This excerpt is performed by the Bamberg Symphony Orchestra conducted by Karl
Anton Rickenbacher.
MUSIC: Humperdinck: excerpt from The Blue Bird
An excerpt from Engelbert Humperdinck’s incidental music for Maeterlinck’s
drama, The Blue Bird. Karl Anton Rickenbacher conducted the Bamberg
Symphony Orchestra on a Virgin Classics Ultraviolet compact disc.
A far more famous composer, Peter Ilyich Tchaikovsky, wrote a short piano piece
called Valse bluette, which qualifies for our theme, “The Color of Music,
Part 1: Blue.” Here it is as performed by pianist Mikhail Pletnev on a Deutsche
Grammophon compact disc recording.
MUSIC: Tchaikovsky’s Valse Bluette
Tchaikovsky’s piano piece, Valse Bluette, performed by Mikhail Pletnev.
One final piano piece with blue in its title now: Brazilian composer Ernest
Nazareth’s Gold on Blue. The title refers to something very beautiful or
becoming, and I think this piece lives up to its name. The pianist is Iara Behs.

**Supplied information**
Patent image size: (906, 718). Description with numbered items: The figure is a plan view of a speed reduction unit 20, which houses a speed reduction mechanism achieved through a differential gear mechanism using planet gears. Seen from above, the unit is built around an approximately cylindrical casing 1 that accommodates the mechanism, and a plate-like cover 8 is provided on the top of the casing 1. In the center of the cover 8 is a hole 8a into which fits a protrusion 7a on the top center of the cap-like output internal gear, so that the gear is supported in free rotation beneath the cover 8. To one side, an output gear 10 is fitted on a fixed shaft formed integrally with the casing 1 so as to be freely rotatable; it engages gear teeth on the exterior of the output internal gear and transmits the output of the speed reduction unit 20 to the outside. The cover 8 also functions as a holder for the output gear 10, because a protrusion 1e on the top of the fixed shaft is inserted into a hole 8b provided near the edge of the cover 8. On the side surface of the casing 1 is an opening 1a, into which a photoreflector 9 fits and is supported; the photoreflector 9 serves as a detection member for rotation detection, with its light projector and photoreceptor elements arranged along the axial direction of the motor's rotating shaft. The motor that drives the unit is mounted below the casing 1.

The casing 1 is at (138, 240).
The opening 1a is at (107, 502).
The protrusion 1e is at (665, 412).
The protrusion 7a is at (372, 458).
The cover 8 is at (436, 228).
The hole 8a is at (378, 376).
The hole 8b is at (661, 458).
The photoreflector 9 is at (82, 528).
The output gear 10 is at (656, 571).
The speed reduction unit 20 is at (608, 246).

**Prompt**
Repeat the passage of the text on blue-themed music word for word, starting with "A far more famous" and going on through "is Iara Behs.".

**Result of the task**
A far more famous composer, Peter Ilyich Tchaikovsky, wrote a short piano piece
called Valse bluette, which qualifies for our theme, “The Color of Music,
Part 1: Blue.” Here it is as performed by pianist Mikhail Pletnev on a Deutsche
Grammophon compact disc recording.
MUSIC: Tchaikovsky’s Valse Bluette
Tchaikovsky’s piano piece, Valse Bluette, performed by Mikhail Pletnev.
One final piano piece with blue in its title now: Brazilian composer Ernest
Nazareth’s Gold on Blue. The title refers to something very beautiful or
becoming, and I think this piece lives up to its name. The pianist is Iara Behs.